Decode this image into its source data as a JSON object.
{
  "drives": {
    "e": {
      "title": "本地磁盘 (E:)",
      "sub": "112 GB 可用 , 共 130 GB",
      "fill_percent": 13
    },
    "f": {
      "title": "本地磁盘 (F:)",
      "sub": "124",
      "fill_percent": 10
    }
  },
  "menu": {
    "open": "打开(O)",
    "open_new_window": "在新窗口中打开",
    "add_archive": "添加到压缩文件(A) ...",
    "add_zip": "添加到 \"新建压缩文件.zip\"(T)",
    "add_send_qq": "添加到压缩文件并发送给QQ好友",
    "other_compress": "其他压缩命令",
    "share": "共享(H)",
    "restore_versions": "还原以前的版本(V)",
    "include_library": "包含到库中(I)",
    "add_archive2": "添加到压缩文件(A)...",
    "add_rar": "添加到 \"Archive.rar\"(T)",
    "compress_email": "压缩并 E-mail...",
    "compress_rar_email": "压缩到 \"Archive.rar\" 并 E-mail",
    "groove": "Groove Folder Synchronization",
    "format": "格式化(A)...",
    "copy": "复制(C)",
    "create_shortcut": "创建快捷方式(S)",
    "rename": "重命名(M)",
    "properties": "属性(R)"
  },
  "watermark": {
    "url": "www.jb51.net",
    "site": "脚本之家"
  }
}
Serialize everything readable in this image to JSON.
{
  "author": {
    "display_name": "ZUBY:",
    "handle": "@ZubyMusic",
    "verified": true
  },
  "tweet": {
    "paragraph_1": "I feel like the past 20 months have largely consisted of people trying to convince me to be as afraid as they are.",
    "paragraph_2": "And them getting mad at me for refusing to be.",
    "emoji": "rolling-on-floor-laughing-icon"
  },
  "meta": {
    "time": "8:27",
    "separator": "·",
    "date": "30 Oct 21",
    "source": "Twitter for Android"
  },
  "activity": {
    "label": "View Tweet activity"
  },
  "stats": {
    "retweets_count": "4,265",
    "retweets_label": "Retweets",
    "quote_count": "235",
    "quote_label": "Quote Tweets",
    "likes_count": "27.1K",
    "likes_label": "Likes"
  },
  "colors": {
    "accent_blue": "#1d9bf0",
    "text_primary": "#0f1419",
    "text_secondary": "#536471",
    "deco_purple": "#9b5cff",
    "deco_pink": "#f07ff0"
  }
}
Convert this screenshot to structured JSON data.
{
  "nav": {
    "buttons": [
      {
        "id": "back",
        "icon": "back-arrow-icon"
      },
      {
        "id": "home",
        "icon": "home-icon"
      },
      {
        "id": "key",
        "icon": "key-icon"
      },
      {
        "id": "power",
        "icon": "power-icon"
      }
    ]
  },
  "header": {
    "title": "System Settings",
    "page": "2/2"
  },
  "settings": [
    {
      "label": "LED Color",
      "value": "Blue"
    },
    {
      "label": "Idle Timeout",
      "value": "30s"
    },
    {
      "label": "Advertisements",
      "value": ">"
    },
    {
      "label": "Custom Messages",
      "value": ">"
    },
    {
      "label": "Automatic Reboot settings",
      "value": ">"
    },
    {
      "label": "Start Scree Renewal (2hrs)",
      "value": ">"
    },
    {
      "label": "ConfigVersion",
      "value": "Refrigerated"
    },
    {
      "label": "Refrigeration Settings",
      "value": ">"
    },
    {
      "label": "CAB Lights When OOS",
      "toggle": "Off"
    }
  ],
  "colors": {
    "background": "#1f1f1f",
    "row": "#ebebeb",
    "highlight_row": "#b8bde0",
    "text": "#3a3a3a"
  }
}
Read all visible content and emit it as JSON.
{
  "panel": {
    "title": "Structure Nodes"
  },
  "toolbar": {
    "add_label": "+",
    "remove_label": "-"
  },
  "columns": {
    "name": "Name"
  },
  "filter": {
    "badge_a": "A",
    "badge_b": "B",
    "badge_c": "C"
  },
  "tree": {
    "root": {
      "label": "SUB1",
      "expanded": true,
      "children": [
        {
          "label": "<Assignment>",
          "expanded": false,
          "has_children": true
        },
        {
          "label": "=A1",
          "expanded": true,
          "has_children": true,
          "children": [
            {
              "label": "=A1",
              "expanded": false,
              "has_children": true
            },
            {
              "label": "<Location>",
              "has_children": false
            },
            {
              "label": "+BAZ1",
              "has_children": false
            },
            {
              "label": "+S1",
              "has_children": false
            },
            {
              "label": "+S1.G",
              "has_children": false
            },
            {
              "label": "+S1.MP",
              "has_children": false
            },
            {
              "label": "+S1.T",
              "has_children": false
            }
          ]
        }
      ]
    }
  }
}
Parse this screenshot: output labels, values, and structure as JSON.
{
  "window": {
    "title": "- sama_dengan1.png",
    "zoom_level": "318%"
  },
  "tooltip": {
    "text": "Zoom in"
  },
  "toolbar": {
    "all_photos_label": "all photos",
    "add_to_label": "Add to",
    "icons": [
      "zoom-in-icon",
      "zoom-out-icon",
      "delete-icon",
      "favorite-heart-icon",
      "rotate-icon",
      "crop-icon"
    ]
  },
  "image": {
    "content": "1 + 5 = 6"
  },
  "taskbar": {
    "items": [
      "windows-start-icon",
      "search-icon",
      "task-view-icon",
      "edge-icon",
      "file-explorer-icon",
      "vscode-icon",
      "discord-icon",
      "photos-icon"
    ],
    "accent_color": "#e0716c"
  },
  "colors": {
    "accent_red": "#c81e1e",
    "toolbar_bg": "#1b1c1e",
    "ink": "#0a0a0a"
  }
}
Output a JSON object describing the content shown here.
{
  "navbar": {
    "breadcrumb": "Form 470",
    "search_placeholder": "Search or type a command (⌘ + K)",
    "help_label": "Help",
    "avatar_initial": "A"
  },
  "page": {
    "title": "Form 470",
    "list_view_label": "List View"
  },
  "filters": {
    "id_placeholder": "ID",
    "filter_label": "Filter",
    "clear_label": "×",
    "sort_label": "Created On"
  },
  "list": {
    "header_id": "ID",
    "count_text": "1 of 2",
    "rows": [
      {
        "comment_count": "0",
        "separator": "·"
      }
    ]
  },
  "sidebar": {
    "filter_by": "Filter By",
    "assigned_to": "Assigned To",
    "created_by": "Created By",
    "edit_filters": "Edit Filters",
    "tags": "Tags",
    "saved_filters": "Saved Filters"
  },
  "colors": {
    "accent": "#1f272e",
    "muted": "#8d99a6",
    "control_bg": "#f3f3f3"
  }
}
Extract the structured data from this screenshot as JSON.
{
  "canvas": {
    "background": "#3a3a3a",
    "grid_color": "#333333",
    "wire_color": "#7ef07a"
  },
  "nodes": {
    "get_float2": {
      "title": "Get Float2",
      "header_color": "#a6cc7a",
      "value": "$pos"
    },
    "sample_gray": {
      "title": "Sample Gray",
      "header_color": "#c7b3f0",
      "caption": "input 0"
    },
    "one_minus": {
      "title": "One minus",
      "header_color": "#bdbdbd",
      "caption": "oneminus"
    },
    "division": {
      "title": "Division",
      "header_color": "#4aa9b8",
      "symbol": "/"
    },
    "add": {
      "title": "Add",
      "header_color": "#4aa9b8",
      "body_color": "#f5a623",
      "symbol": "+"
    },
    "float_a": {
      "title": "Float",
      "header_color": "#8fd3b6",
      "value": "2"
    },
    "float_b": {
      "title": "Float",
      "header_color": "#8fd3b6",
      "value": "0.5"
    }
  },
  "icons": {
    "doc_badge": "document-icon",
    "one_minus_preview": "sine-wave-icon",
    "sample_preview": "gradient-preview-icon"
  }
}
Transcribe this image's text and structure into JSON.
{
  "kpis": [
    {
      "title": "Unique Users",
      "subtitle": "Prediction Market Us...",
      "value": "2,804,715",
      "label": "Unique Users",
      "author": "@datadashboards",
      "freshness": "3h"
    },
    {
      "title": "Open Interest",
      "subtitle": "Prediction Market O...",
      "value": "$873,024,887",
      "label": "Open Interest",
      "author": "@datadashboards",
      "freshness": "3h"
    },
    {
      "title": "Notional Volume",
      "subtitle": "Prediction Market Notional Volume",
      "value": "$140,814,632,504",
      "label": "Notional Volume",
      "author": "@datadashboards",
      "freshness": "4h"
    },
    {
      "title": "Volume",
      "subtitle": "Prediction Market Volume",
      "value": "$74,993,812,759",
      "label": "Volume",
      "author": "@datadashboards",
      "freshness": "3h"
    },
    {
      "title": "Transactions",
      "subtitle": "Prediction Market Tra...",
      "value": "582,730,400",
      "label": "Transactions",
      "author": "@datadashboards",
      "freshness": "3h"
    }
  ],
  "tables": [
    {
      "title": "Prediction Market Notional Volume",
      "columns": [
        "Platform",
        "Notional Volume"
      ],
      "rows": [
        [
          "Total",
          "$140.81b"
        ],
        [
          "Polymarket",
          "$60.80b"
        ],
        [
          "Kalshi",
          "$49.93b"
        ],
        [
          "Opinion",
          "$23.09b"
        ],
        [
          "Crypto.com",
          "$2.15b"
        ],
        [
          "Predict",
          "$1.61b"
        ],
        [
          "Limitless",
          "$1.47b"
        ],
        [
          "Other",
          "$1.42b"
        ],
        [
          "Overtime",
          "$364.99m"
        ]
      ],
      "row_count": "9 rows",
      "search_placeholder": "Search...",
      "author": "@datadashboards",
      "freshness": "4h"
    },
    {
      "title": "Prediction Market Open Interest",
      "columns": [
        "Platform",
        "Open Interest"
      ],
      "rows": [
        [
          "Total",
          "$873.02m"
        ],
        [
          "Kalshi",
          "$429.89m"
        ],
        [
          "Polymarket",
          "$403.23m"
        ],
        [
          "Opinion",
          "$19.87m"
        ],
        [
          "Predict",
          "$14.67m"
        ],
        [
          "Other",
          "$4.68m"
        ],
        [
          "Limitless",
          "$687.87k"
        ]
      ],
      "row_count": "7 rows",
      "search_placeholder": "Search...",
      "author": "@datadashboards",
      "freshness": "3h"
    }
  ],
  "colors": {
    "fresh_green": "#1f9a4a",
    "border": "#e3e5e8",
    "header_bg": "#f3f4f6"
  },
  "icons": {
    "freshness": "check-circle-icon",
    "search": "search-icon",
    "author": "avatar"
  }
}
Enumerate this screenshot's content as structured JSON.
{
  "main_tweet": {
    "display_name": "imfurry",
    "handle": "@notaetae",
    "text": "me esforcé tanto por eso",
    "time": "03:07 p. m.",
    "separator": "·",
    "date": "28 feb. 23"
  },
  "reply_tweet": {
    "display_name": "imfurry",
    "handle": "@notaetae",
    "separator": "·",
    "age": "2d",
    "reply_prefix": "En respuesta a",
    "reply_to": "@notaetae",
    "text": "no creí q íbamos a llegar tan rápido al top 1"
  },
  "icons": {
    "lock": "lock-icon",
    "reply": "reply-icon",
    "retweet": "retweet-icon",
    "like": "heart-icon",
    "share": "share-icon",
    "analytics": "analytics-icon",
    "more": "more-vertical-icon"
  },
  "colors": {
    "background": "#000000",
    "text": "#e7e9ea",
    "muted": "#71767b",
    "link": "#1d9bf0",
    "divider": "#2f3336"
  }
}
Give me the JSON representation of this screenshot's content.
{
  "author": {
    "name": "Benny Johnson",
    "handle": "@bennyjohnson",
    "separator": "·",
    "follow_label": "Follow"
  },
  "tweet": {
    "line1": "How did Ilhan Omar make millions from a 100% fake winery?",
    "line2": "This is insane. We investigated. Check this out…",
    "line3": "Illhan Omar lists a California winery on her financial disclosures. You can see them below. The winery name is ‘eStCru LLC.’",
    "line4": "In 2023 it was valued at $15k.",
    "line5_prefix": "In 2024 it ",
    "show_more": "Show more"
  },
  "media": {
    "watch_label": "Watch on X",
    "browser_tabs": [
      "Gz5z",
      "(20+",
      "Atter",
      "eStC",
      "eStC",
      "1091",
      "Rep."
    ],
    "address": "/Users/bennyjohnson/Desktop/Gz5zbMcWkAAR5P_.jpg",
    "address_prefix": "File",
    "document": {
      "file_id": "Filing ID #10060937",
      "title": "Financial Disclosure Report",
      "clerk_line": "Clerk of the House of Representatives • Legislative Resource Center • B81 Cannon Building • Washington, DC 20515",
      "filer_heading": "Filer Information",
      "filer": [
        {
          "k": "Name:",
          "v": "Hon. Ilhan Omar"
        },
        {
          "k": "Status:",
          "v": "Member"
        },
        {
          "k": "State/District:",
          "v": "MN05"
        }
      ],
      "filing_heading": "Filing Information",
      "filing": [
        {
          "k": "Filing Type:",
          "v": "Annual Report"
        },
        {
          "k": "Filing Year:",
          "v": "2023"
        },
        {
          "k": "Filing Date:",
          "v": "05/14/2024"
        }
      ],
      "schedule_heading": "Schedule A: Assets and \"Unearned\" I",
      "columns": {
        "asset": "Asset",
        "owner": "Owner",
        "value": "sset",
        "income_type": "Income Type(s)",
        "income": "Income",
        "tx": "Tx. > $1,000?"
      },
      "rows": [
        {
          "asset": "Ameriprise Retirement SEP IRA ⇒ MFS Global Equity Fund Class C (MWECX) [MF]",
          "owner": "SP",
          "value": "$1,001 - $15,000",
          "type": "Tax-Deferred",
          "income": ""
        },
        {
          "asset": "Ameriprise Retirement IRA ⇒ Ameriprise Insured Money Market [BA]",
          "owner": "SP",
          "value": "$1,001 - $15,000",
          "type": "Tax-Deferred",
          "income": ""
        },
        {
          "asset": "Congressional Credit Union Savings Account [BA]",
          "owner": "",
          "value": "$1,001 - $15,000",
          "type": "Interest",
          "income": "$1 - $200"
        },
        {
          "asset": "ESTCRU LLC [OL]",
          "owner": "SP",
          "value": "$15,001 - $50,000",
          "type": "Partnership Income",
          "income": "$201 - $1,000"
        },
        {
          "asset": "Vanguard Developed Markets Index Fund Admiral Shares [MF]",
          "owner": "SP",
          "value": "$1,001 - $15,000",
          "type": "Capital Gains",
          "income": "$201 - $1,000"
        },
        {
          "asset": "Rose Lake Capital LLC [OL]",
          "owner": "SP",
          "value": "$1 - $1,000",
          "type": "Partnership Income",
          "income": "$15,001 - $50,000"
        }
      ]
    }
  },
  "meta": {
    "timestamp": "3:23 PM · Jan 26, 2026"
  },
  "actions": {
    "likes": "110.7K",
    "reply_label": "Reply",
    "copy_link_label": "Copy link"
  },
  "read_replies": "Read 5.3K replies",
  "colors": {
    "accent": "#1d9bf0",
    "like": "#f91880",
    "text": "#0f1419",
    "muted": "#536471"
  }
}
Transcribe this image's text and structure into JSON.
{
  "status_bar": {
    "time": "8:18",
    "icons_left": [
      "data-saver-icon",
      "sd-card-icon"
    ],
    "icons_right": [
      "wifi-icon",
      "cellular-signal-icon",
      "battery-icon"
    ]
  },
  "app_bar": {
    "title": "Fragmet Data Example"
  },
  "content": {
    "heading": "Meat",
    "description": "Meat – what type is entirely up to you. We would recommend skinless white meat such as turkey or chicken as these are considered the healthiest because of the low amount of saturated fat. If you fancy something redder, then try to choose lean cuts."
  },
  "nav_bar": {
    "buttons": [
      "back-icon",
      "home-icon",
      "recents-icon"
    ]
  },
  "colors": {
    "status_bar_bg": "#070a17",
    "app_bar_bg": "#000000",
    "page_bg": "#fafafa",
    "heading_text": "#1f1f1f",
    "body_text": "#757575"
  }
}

──────

Given task: Determine how many lines of the entries above carry the string "screenshot", and give that number alone.

Response below: 5